JOB:
Below are the records; collect from them each line containing the string "Computer".

(Extracted records)
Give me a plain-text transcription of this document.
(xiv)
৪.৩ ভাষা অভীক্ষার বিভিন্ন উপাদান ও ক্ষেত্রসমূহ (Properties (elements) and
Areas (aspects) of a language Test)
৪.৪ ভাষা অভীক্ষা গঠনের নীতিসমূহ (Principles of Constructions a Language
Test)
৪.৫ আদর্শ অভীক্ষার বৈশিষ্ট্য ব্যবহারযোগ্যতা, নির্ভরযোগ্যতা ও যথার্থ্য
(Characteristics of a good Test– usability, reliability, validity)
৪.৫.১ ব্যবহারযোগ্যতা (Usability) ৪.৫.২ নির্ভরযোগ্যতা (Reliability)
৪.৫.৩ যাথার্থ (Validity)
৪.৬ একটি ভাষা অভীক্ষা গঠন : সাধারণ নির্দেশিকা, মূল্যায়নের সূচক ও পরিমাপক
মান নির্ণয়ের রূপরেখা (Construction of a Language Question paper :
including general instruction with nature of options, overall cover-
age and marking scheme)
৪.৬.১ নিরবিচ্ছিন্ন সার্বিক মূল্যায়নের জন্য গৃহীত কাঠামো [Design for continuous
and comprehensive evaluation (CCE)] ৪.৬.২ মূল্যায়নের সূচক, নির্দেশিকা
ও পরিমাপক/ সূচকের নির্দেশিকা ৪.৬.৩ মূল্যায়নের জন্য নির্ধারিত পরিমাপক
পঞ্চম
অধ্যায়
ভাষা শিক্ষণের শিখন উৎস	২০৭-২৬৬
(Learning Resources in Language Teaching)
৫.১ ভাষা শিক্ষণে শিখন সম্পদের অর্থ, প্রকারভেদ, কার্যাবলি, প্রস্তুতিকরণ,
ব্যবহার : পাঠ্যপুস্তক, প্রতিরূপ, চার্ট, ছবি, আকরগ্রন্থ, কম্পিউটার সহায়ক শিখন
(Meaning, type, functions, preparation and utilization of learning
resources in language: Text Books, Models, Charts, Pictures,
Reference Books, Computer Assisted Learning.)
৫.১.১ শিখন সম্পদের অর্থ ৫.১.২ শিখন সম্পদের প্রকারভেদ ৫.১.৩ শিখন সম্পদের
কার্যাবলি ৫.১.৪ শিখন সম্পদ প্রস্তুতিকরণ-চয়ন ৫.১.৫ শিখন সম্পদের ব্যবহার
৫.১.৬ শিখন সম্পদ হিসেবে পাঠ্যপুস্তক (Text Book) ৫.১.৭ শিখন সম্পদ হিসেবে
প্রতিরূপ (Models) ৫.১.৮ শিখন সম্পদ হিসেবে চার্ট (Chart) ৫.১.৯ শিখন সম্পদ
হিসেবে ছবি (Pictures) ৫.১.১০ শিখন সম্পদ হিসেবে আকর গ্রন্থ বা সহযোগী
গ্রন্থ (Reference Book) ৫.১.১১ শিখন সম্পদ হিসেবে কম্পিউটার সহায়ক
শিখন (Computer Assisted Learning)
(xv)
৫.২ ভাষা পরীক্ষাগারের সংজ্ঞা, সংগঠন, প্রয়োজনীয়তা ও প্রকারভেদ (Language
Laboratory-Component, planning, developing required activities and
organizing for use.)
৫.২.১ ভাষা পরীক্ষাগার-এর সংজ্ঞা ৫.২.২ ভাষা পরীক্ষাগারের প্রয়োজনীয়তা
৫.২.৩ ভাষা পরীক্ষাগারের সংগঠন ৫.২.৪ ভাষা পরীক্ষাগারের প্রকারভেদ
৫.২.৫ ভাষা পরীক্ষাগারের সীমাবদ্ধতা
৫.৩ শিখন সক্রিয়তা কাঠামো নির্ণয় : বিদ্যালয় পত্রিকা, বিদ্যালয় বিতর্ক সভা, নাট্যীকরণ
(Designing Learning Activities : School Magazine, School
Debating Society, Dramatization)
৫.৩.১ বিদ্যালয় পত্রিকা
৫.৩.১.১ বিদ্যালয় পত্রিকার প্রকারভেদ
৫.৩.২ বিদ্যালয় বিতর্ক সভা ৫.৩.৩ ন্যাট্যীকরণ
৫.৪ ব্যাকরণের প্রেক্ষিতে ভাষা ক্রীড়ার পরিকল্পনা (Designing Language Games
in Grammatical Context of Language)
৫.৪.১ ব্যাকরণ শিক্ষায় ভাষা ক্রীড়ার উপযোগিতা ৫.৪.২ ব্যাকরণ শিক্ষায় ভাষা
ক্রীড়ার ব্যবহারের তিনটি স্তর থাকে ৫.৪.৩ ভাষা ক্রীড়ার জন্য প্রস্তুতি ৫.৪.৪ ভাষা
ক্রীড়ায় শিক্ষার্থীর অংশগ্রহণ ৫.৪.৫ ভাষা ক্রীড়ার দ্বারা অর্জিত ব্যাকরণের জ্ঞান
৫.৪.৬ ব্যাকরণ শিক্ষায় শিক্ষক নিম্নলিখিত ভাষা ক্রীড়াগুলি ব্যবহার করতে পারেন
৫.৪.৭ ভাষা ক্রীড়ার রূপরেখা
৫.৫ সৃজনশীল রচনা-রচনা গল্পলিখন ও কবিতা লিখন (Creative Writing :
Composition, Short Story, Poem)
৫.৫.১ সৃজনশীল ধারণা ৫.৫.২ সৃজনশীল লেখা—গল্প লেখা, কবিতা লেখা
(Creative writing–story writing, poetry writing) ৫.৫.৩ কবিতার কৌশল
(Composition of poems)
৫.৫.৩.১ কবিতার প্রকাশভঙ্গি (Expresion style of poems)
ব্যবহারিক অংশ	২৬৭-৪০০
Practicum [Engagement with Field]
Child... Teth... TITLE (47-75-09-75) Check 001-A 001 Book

ANSWER TO THIS EXERCISE:
Reference Books, Computer Assisted Learning.)
শিখন (Computer Assisted Learning)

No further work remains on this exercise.